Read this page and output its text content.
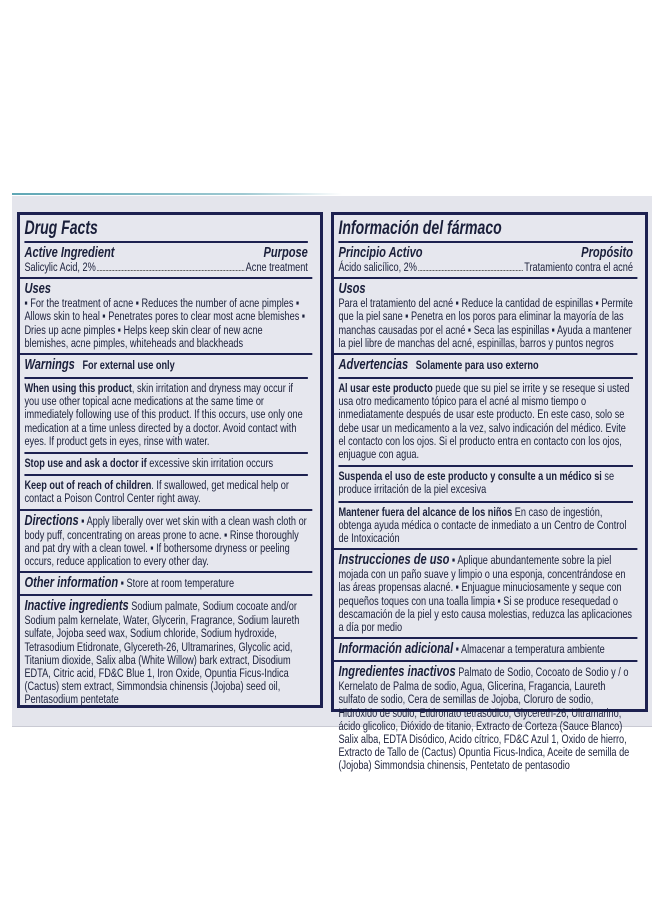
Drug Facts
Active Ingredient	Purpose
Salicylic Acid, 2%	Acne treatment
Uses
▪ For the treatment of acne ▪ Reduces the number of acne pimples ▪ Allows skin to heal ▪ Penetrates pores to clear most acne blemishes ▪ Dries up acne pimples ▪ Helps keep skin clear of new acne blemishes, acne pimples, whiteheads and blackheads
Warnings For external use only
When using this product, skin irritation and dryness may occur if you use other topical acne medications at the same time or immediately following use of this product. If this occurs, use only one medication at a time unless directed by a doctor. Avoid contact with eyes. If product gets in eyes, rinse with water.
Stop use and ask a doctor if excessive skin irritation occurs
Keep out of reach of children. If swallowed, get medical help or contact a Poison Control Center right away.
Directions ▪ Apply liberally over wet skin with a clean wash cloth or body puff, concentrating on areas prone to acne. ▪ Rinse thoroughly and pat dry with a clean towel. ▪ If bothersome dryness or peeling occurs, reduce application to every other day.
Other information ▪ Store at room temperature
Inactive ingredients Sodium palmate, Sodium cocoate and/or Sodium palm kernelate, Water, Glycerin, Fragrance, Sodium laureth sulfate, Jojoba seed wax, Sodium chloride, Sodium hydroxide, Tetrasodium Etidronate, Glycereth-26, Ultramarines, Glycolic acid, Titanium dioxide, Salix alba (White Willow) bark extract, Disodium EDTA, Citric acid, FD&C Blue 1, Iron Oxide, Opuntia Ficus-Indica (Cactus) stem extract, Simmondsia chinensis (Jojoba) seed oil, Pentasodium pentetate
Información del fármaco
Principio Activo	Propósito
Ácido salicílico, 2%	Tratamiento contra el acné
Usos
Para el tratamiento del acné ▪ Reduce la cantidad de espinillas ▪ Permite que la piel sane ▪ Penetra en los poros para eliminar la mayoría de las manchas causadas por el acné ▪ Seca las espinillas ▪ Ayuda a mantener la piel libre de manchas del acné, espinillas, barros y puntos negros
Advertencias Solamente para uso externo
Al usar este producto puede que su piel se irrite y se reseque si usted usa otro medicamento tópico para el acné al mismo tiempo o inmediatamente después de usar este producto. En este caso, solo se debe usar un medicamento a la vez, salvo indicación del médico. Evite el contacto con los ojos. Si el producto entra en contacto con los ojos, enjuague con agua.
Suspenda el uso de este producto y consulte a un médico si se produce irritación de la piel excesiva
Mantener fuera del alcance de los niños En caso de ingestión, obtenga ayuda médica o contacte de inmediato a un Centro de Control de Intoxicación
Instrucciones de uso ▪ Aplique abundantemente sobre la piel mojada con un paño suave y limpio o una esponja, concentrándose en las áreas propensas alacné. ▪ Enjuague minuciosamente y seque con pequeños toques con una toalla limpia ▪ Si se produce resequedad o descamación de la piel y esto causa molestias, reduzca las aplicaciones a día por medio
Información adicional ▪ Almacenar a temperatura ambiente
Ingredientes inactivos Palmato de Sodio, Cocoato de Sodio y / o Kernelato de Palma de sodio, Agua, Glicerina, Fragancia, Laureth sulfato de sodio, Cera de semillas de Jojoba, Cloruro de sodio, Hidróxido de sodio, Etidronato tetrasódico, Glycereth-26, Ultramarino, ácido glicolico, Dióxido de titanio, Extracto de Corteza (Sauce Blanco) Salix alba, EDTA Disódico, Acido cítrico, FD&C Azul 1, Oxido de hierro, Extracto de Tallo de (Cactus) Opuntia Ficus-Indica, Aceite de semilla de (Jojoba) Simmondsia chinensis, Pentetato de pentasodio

┄┄┄┄┄┄

#### [WHAT NEEDS TO BE DONE]
Report only how many lines of the listing hold the word "Control".

#### [ANSWER TO THE PROBLEM]
2